**Aim of the exercise**. Starting from the line containing "Type out the text in this image.", write out every remaining line exactly, the last one included.

-- BEGIN Data shown --

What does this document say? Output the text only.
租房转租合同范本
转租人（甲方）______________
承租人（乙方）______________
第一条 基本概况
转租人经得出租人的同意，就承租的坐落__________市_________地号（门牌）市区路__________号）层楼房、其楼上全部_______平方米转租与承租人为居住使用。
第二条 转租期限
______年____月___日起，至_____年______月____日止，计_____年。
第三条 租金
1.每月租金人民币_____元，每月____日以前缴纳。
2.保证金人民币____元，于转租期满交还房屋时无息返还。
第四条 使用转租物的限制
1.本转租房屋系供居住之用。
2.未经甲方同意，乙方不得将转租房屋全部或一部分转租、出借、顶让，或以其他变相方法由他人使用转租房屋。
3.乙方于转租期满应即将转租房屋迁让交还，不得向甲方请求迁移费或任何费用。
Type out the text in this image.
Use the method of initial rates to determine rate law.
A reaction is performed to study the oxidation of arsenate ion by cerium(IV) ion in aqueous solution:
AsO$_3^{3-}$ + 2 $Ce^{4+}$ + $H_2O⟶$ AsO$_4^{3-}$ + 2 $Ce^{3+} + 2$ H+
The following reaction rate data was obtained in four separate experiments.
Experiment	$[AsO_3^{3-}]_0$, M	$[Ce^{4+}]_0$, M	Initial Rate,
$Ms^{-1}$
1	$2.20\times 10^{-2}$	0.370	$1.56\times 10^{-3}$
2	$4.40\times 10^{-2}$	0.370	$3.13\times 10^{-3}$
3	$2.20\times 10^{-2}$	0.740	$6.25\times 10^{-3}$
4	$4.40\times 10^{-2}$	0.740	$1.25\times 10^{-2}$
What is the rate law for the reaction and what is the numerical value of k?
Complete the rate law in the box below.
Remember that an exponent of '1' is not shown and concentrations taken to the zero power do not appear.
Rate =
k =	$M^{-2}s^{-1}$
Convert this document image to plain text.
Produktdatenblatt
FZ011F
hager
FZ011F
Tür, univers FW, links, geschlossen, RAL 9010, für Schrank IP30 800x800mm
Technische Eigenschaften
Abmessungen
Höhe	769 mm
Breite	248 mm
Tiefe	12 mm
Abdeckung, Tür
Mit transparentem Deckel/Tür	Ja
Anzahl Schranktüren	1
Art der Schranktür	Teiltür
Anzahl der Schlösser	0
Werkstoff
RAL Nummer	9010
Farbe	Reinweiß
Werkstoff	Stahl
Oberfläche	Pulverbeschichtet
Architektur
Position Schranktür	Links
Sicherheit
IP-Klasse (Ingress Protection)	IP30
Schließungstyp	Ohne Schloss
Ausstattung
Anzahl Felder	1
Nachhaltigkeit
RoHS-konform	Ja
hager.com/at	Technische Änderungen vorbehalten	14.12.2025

-- END Data shown --

**Reply to the exercise**.
Type out the text in this image.
Use the method of initial rates to determine rate law.
A reaction is performed to study the oxidation of arsenate ion by cerium(IV) ion in aqueous solution:
AsO$_3^{3-}$ + 2 $Ce^{4+}$ + $H_2O⟶$ AsO$_4^{3-}$ + 2 $Ce^{3+} + 2$ H+
The following reaction rate data was obtained in four separate experiments.
Experiment	$[AsO_3^{3-}]_0$, M	$[Ce^{4+}]_0$, M	Initial Rate,
$Ms^{-1}$
1	$2.20\times 10^{-2}$	0.370	$1.56\times 10^{-3}$
2	$4.40\times 10^{-2}$	0.370	$3.13\times 10^{-3}$
3	$2.20\times 10^{-2}$	0.740	$6.25\times 10^{-3}$
4	$4.40\times 10^{-2}$	0.740	$1.25\times 10^{-2}$
What is the rate law for the reaction and what is the numerical value of k?
Complete the rate law in the box below.
Remember that an exponent of '1' is not shown and concentrations taken to the zero power do not appear.
Rate =
k =	$M^{-2}s^{-1}$
Convert this document image to plain text.
Produktdatenblatt
FZ011F
hager
FZ011F
Tür, univers FW, links, geschlossen, RAL 9010, für Schrank IP30 800x800mm
Technische Eigenschaften
Abmessungen
Höhe	769 mm
Breite	248 mm
Tiefe	12 mm
Abdeckung, Tür
Mit transparentem Deckel/Tür	Ja
Anzahl Schranktüren	1
Art der Schranktür	Teiltür
Anzahl der Schlösser	0
Werkstoff
RAL Nummer	9010
Farbe	Reinweiß
Werkstoff	Stahl
Oberfläche	Pulverbeschichtet
Architektur
Position Schranktür	Links
Sicherheit
IP-Klasse (Ingress Protection)	IP30
Schließungstyp	Ohne Schloss
Ausstattung
Anzahl Felder	1
Nachhaltigkeit
RoHS-konform	Ja
hager.com/at	Technische Änderungen vorbehalten	14.12.2025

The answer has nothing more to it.